§ **Raw data**:
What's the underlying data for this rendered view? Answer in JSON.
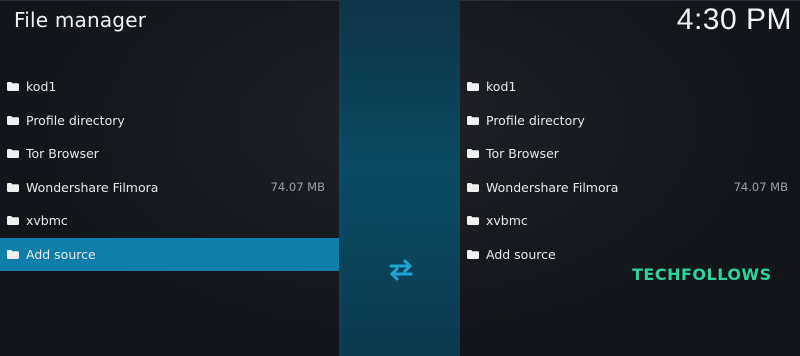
{
  "header": {
    "title": "File manager",
    "clock": "4:30 PM"
  },
  "left_pane": {
    "items": [
      {
        "label": "kod1",
        "size": ""
      },
      {
        "label": "Profile directory",
        "size": ""
      },
      {
        "label": "Tor Browser",
        "size": ""
      },
      {
        "label": "Wondershare Filmora",
        "size": "74.07 MB"
      },
      {
        "label": "xvbmc",
        "size": ""
      },
      {
        "label": "Add source",
        "size": ""
      }
    ],
    "selected_index": 5
  },
  "right_pane": {
    "items": [
      {
        "label": "kod1",
        "size": ""
      },
      {
        "label": "Profile directory",
        "size": ""
      },
      {
        "label": "Tor Browser",
        "size": ""
      },
      {
        "label": "Wondershare Filmora",
        "size": "74.07 MB"
      },
      {
        "label": "xvbmc",
        "size": ""
      },
      {
        "label": "Add source",
        "size": ""
      }
    ]
  },
  "icons": {
    "folder": "folder-icon",
    "swap": "swap-arrows-icon"
  },
  "colors": {
    "selected_row": "#0e7fa8",
    "swap_icon": "#1aa7d8",
    "watermark": "#2fd49a",
    "background": "#121519"
  },
  "watermark": "TECHFOLLOWS"
}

§ **What this task involves**: From the listing, extract all text exactly as given and drop any picture.

§ **Task output**:
What's the underlying data for this rendered view? Answer in JSON.
{
  "header": {
    "title": "File manager",
    "clock": "4:30 PM"
  },
  "left_pane": {
    "items": [
      {
        "label": "kod1",
        "size": ""
      },
      {
        "label": "Profile directory",
        "size": ""
      },
      {
        "label": "Tor Browser",
        "size": ""
      },
      {
        "label": "Wondershare Filmora",
        "size": "74.07 MB"
      },
      {
        "label": "xvbmc",
        "size": ""
      },
      {
        "label": "Add source",
        "size": ""
      }
    ],
    "selected_index": 5
  },
  "right_pane": {
    "items": [
      {
        "label": "kod1",
        "size": ""
      },
      {
        "label": "Profile directory",
        "size": ""
      },
      {
        "label": "Tor Browser",
        "size": ""
      },
      {
        "label": "Wondershare Filmora",
        "size": "74.07 MB"
      },
      {
        "label": "xvbmc",
        "size": ""
      },
      {
        "label": "Add source",
        "size": ""
      }
    ]
  },
  "icons": {
    "folder": "folder-icon",
    "swap": "swap-arrows-icon"
  },
  "colors": {
    "selected_row": "#0e7fa8",
    "swap_icon": "#1aa7d8",
    "watermark": "#2fd49a",
    "background": "#121519"
  },
  "watermark": "TECHFOLLOWS"
}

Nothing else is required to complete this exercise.